# [Stated exercise]
Rewrite the entries below, substituting "Search by symptom or specialty" for every occurrence of "Search by symptom or specialization" and leaving everything else unchanged. Leave the pictures out of your answer.

━━━━━ Supplied material ━━━━━

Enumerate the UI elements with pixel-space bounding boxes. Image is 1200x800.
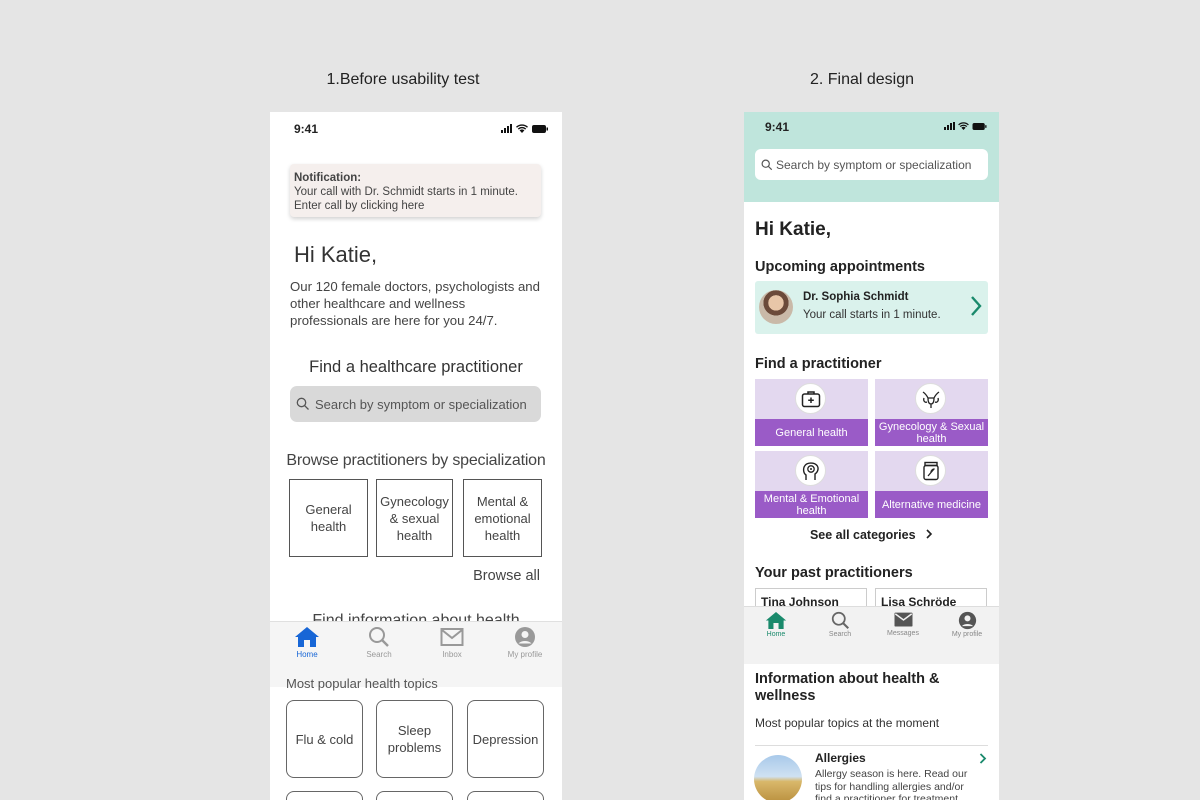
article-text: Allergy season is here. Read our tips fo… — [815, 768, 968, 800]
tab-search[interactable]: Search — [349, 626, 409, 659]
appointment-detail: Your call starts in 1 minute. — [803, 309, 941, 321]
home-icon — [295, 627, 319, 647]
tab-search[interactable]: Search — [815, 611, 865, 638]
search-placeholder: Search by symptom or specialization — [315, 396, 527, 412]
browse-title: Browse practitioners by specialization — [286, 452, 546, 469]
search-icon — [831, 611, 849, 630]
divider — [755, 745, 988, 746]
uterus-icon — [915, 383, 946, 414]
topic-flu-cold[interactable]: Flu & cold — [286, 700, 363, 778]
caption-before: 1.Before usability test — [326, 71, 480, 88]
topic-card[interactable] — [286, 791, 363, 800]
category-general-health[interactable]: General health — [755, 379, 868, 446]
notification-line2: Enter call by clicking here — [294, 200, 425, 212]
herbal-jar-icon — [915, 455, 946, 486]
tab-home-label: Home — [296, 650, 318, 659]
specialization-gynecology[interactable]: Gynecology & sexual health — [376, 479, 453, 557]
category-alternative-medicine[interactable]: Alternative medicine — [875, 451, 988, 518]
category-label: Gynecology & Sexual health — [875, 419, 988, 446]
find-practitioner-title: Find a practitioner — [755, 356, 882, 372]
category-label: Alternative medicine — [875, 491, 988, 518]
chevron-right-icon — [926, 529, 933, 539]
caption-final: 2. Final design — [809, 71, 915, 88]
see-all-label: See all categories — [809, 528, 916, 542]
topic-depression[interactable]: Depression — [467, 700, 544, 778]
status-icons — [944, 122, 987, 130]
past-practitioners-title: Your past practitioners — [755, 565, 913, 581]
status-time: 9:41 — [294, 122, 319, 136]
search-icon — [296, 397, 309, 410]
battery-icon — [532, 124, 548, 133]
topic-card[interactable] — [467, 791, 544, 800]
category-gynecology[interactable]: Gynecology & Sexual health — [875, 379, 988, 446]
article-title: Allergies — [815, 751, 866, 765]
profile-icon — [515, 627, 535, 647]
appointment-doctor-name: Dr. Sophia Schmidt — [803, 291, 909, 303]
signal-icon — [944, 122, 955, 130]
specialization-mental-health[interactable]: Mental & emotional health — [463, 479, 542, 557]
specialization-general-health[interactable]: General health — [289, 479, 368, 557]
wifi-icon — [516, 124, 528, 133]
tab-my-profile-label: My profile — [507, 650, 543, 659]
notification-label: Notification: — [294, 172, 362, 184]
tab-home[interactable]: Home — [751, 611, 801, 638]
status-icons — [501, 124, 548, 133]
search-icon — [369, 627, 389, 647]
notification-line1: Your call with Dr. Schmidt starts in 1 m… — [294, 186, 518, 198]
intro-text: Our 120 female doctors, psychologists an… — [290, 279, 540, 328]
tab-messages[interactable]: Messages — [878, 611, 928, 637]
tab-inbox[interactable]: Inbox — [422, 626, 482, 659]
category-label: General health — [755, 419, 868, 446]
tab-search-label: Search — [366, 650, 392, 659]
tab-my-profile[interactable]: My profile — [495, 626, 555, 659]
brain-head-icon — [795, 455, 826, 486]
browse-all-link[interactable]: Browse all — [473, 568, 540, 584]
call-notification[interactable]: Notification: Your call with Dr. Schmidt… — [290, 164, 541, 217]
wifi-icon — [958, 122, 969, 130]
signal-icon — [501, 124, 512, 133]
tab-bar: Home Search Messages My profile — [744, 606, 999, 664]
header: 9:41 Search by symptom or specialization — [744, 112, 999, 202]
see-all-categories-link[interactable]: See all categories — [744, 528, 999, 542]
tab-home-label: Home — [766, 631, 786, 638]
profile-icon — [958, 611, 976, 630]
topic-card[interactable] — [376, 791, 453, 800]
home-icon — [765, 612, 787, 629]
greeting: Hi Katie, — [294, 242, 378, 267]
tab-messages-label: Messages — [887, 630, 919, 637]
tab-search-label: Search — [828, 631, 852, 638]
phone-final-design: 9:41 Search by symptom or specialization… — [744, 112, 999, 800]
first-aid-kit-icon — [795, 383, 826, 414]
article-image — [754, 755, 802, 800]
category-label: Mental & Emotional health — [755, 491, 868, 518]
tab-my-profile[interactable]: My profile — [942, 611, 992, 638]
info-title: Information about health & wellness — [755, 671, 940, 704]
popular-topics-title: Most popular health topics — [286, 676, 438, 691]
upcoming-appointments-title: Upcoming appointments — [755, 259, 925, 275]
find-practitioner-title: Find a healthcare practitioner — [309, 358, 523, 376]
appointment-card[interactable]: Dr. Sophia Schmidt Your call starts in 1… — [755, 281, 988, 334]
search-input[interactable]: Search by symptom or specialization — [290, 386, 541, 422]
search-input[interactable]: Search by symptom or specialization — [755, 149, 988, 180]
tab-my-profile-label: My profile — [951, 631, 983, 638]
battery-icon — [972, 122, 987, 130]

━━━━━

# [Exercise result]
Enumerate the UI elements with pixel-space bounding boxes. Image is 1200x800.
article-text: Allergy season is here. Read our tips fo… — [815, 768, 968, 800]
tab-search[interactable]: Search — [349, 626, 409, 659]
appointment-detail: Your call starts in 1 minute. — [803, 309, 941, 321]
home-icon — [295, 627, 319, 647]
tab-search[interactable]: Search — [815, 611, 865, 638]
search-placeholder: Search by symptom or specialty — [315, 396, 527, 412]
browse-title: Browse practitioners by specialization — [286, 452, 546, 469]
search-icon — [831, 611, 849, 630]
divider — [755, 745, 988, 746]
uterus-icon — [915, 383, 946, 414]
topic-flu-cold[interactable]: Flu & cold — [286, 700, 363, 778]
caption-before: 1.Before usability test — [326, 71, 480, 88]
topic-card[interactable] — [286, 791, 363, 800]
category-general-health[interactable]: General health — [755, 379, 868, 446]
notification-line2: Enter call by clicking here — [294, 200, 425, 212]
herbal-jar-icon — [915, 455, 946, 486]
tab-home-label: Home — [296, 650, 318, 659]
specialization-gynecology[interactable]: Gynecology & sexual health — [376, 479, 453, 557]
category-alternative-medicine[interactable]: Alternative medicine — [875, 451, 988, 518]
category-label: Gynecology & Sexual health — [875, 419, 988, 446]
find-practitioner-title: Find a practitioner — [755, 356, 882, 372]
category-label: Alternative medicine — [875, 491, 988, 518]
chevron-right-icon — [926, 529, 933, 539]
caption-final: 2. Final design — [809, 71, 915, 88]
see-all-label: See all categories — [809, 528, 916, 542]
topic-depression[interactable]: Depression — [467, 700, 544, 778]
status-icons — [944, 122, 987, 130]
past-practitioners-title: Your past practitioners — [755, 565, 913, 581]
status-time: 9:41 — [294, 122, 319, 136]
search-icon — [296, 397, 309, 410]
battery-icon — [532, 124, 548, 133]
topic-card[interactable] — [467, 791, 544, 800]
category-gynecology[interactable]: Gynecology & Sexual health — [875, 379, 988, 446]
article-title: Allergies — [815, 751, 866, 765]
profile-icon — [515, 627, 535, 647]
appointment-doctor-name: Dr. Sophia Schmidt — [803, 291, 909, 303]
signal-icon — [944, 122, 955, 130]
specialization-mental-health[interactable]: Mental & emotional health — [463, 479, 542, 557]
specialization-general-health[interactable]: General health — [289, 479, 368, 557]
wifi-icon — [516, 124, 528, 133]
tab-my-profile-label: My profile — [507, 650, 543, 659]
notification-label: Notification: — [294, 172, 362, 184]
tab-home[interactable]: Home — [751, 611, 801, 638]
status-icons — [501, 124, 548, 133]
search-icon — [369, 627, 389, 647]
notification-line1: Your call with Dr. Schmidt starts in 1 m… — [294, 186, 518, 198]
intro-text: Our 120 female doctors, psychologists an… — [290, 279, 540, 328]
tab-messages[interactable]: Messages — [878, 611, 928, 637]
tab-inbox[interactable]: Inbox — [422, 626, 482, 659]
category-label: General health — [755, 419, 868, 446]
tab-search-label: Search — [366, 650, 392, 659]
tab-my-profile[interactable]: My profile — [495, 626, 555, 659]
brain-head-icon — [795, 455, 826, 486]
browse-all-link[interactable]: Browse all — [473, 568, 540, 584]
call-notification[interactable]: Notification: Your call with Dr. Schmidt… — [290, 164, 541, 217]
wifi-icon — [958, 122, 969, 130]
signal-icon — [501, 124, 512, 133]
tab-bar: Home Search Messages My profile — [744, 606, 999, 664]
header: 9:41 Search by symptom or specialty — [744, 112, 999, 202]
see-all-categories-link[interactable]: See all categories — [744, 528, 999, 542]
tab-home-label: Home — [766, 631, 786, 638]
profile-icon — [958, 611, 976, 630]
topic-card[interactable] — [376, 791, 453, 800]
home-icon — [765, 612, 787, 629]
greeting: Hi Katie, — [294, 242, 378, 267]
tab-messages-label: Messages — [887, 630, 919, 637]
tab-search-label: Search — [828, 631, 852, 638]
phone-final-design: 9:41 Search by symptom or specialty… — [744, 112, 999, 800]
first-aid-kit-icon — [795, 383, 826, 414]
article-image — [754, 755, 802, 800]
category-label: Mental & Emotional health — [755, 491, 868, 518]
tab-my-profile[interactable]: My profile — [942, 611, 992, 638]
info-title: Information about health & wellness — [755, 671, 940, 704]
popular-topics-title: Most popular health topics — [286, 676, 438, 691]
upcoming-appointments-title: Upcoming appointments — [755, 259, 925, 275]
find-practitioner-title: Find a healthcare practitioner — [309, 358, 523, 376]
appointment-card[interactable]: Dr. Sophia Schmidt Your call starts in 1… — [755, 281, 988, 334]
search-input[interactable]: Search by symptom or specialty — [290, 386, 541, 422]
search-input[interactable]: Search by symptom or specialty — [755, 149, 988, 180]
tab-my-profile-label: My profile — [951, 631, 983, 638]
battery-icon — [972, 122, 987, 130]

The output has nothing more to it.